*Requirement*
Extract all lines from the data beneath that include the word "this".

*Records provided*
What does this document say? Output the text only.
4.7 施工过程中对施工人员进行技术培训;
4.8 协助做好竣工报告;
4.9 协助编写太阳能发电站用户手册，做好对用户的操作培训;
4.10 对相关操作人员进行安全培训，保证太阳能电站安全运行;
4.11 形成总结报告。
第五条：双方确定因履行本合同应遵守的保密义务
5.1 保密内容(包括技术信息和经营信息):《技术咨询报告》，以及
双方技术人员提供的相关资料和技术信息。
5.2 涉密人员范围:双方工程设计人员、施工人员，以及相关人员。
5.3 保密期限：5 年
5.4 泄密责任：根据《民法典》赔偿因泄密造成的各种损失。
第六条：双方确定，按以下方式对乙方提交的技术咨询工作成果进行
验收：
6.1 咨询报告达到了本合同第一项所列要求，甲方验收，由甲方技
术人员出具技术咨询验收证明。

--

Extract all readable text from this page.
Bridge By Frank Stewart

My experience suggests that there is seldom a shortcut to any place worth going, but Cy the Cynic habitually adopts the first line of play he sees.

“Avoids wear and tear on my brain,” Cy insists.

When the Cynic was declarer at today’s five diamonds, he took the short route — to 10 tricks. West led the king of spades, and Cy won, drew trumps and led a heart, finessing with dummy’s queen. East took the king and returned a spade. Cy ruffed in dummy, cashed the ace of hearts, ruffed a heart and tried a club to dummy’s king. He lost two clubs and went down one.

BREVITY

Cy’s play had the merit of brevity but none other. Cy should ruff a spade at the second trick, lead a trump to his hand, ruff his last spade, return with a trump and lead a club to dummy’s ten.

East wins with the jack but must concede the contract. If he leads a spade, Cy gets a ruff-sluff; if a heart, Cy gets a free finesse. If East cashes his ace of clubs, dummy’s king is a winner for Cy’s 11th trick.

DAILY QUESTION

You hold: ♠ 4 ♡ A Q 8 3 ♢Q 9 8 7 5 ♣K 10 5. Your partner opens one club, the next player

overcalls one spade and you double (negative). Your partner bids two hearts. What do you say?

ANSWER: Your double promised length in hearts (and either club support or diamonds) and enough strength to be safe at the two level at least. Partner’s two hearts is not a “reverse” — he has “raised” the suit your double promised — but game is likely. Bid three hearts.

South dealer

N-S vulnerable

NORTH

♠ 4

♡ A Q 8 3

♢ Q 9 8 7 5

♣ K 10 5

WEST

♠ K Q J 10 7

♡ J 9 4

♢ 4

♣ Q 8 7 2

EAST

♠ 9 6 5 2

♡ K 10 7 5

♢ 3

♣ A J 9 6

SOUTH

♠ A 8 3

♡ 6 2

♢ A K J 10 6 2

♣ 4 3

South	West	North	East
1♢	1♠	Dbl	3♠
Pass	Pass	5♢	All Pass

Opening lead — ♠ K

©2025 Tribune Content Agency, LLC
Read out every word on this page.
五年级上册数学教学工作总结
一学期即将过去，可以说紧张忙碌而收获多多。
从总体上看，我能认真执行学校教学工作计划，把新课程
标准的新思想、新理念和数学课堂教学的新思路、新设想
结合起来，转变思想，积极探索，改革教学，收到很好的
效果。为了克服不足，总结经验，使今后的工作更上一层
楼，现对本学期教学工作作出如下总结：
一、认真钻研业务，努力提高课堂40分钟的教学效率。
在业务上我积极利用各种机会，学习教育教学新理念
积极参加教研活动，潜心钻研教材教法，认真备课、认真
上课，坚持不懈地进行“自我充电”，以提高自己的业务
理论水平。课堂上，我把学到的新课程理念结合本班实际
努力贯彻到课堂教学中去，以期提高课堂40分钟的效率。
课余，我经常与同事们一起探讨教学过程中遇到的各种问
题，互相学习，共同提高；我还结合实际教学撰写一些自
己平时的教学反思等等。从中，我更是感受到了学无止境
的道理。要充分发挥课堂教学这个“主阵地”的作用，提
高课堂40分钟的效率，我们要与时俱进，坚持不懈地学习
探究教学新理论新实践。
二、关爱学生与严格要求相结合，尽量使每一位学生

...

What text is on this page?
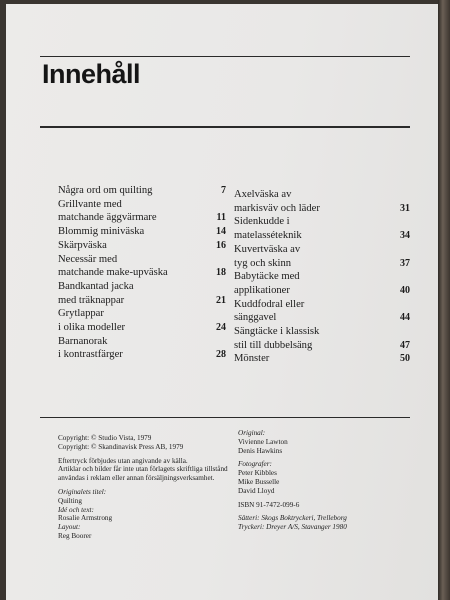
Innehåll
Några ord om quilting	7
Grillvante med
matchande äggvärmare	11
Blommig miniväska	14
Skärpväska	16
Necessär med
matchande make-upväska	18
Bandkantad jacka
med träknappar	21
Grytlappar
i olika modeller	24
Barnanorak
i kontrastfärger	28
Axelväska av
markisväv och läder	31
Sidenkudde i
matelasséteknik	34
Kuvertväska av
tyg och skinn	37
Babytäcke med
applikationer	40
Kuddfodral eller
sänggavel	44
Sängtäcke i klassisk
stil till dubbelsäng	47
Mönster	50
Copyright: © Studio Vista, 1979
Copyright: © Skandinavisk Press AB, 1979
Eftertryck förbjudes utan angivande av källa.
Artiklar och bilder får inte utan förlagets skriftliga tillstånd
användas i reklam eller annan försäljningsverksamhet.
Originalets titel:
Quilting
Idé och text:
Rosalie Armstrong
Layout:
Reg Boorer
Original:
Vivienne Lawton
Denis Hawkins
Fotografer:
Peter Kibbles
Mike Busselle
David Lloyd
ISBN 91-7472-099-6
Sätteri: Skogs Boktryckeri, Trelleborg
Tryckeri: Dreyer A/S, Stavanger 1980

*The response*
What does this document say? Output the text only.
Extract all readable text from this page.
Read out every word on this page.
What text is on this page?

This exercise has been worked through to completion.